== DATASET CONTENT ==
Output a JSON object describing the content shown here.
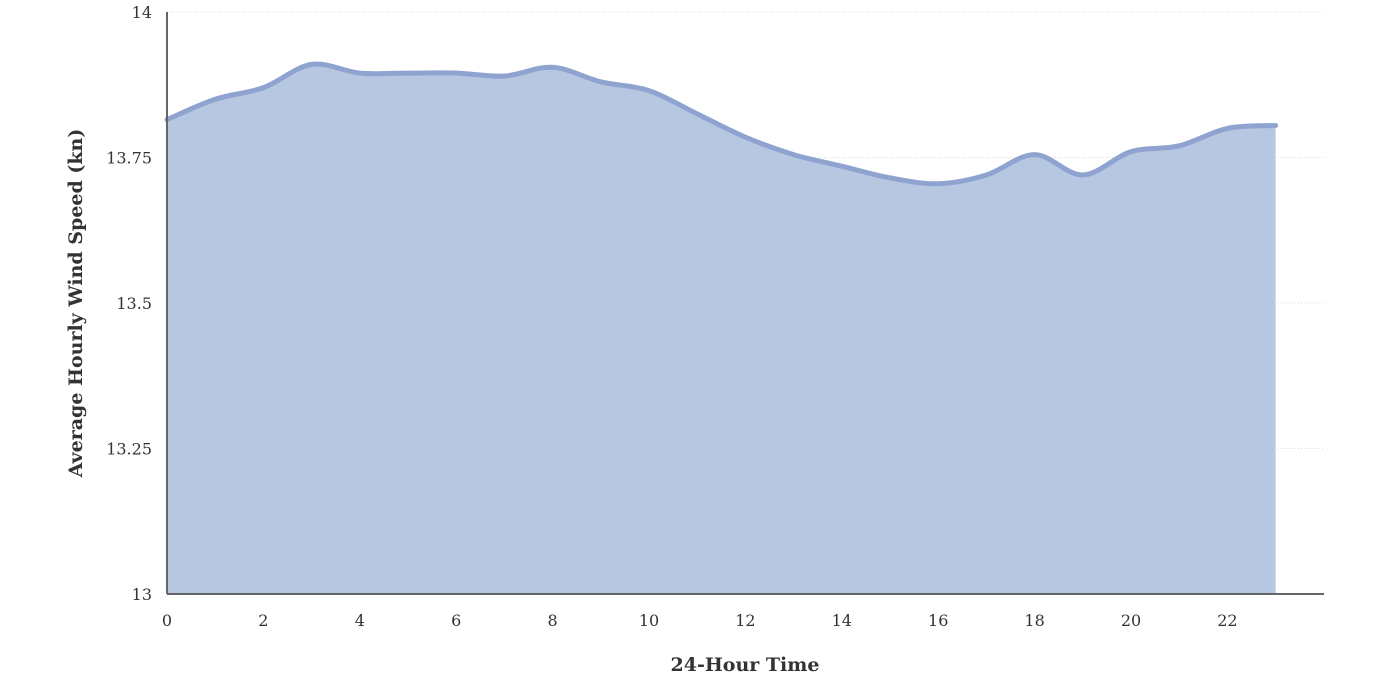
{
  "chart_data": {
    "type": "area",
    "xlabel": "24-Hour Time",
    "ylabel": "Average Hourly Wind Speed (kn)",
    "xlim": [
      0,
      24
    ],
    "ylim": [
      13,
      14
    ],
    "x_ticks": [
      0,
      2,
      4,
      6,
      8,
      10,
      12,
      14,
      16,
      18,
      20,
      22
    ],
    "y_ticks": [
      13,
      13.25,
      13.5,
      13.75,
      14
    ],
    "y_tick_labels": [
      "13",
      "13.25",
      "13.5",
      "13.75",
      "14"
    ],
    "grid": true,
    "colors": {
      "fill": "#b7c7e1",
      "line": "#8ea3cf"
    },
    "series": [
      {
        "x": [
          0,
          1,
          2,
          3,
          4,
          5,
          6,
          7,
          8,
          9,
          10,
          11,
          12,
          13,
          14,
          15,
          16,
          17,
          18,
          19,
          20,
          21,
          22,
          23
        ],
        "values": [
          13.815,
          13.85,
          13.87,
          13.91,
          13.895,
          13.895,
          13.895,
          13.89,
          13.905,
          13.88,
          13.865,
          13.825,
          13.785,
          13.755,
          13.735,
          13.715,
          13.705,
          13.72,
          13.755,
          13.72,
          13.76,
          13.77,
          13.8,
          13.805
        ]
      }
    ]
  }
}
===
EXERCISE DETAILS =
Each record must be quoted in full and exactly. Do not include the pictures.

RESULT BELOW =
Output a JSON object describing the content shown here.
{
  "chart_data": {
    "type": "area",
    "xlabel": "24-Hour Time",
    "ylabel": "Average Hourly Wind Speed (kn)",
    "xlim": [
      0,
      24
    ],
    "ylim": [
      13,
      14
    ],
    "x_ticks": [
      0,
      2,
      4,
      6,
      8,
      10,
      12,
      14,
      16,
      18,
      20,
      22
    ],
    "y_ticks": [
      13,
      13.25,
      13.5,
      13.75,
      14
    ],
    "y_tick_labels": [
      "13",
      "13.25",
      "13.5",
      "13.75",
      "14"
    ],
    "grid": true,
    "colors": {
      "fill": "#b7c7e1",
      "line": "#8ea3cf"
    },
    "series": [
      {
        "x": [
          0,
          1,
          2,
          3,
          4,
          5,
          6,
          7,
          8,
          9,
          10,
          11,
          12,
          13,
          14,
          15,
          16,
          17,
          18,
          19,
          20,
          21,
          22,
          23
        ],
        "values": [
          13.815,
          13.85,
          13.87,
          13.91,
          13.895,
          13.895,
          13.895,
          13.89,
          13.905,
          13.88,
          13.865,
          13.825,
          13.785,
          13.755,
          13.735,
          13.715,
          13.705,
          13.72,
          13.755,
          13.72,
          13.76,
          13.77,
          13.8,
          13.805
        ]
      }
    ]
  }
}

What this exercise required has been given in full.